---------- DATA SECTION

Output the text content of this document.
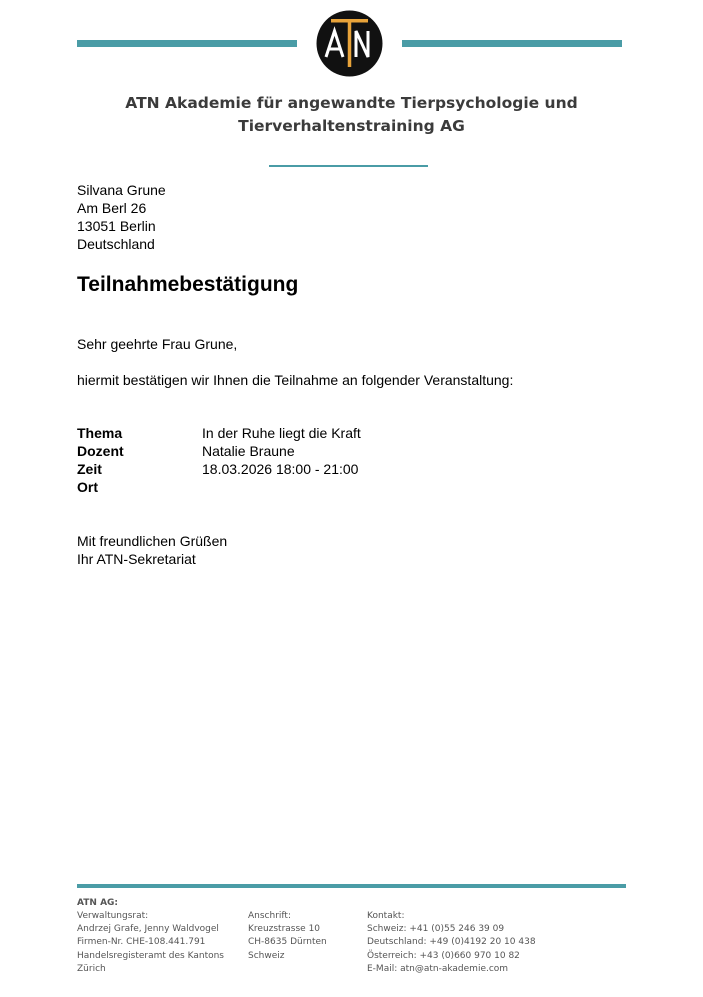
ATN Akademie für angewandte Tierpsychologie und
Tierverhaltenstraining AG
Silvana Grune
Am Berl 26
13051 Berlin
Deutschland
Teilnahmebestätigung
Sehr geehrte Frau Grune,
hiermit bestätigen wir Ihnen die Teilnahme an folgender Veranstaltung:
Thema	In der Ruhe liegt die Kraft
Dozent	Natalie Braune
Zeit	18.03.2026 18:00 - 21:00
Ort
Mit freundlichen Grüßen
Ihr ATN-Sekretariat
ATN AG:
Verwaltungsrat:
Andrzej Grafe, Jenny Waldvogel
Firmen-Nr. CHE-108.441.791
Handelsregisteramt des Kantons
Zürich
Anschrift:
Kreuzstrasse 10
CH-8635 Dürnten
Schweiz
Kontakt:
Schweiz: +41 (0)55 246 39 09
Deutschland: +49 (0)4192 20 10 438
Österreich: +43 (0)660 970 10 82
E-Mail: atn@atn-akademie.com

--------------------

* **STATED PROBLEM**
Nothing in the entries above should change when they are printed again, except that the pictures are dropped.

* **WRITTEN REPLY**
Output the text content of this document.
ATN Akademie für angewandte Tierpsychologie und
Tierverhaltenstraining AG
Silvana Grune
Am Berl 26
13051 Berlin
Deutschland
Teilnahmebestätigung
Sehr geehrte Frau Grune,
hiermit bestätigen wir Ihnen die Teilnahme an folgender Veranstaltung:
Thema	In der Ruhe liegt die Kraft
Dozent	Natalie Braune
Zeit	18.03.2026 18:00 - 21:00
Ort
Mit freundlichen Grüßen
Ihr ATN-Sekretariat
ATN AG:
Verwaltungsrat:
Andrzej Grafe, Jenny Waldvogel
Firmen-Nr. CHE-108.441.791
Handelsregisteramt des Kantons
Zürich
Anschrift:
Kreuzstrasse 10
CH-8635 Dürnten
Schweiz
Kontakt:
Schweiz: +41 (0)55 246 39 09
Deutschland: +49 (0)4192 20 10 438
Österreich: +43 (0)660 970 10 82
E-Mail: atn@atn-akademie.com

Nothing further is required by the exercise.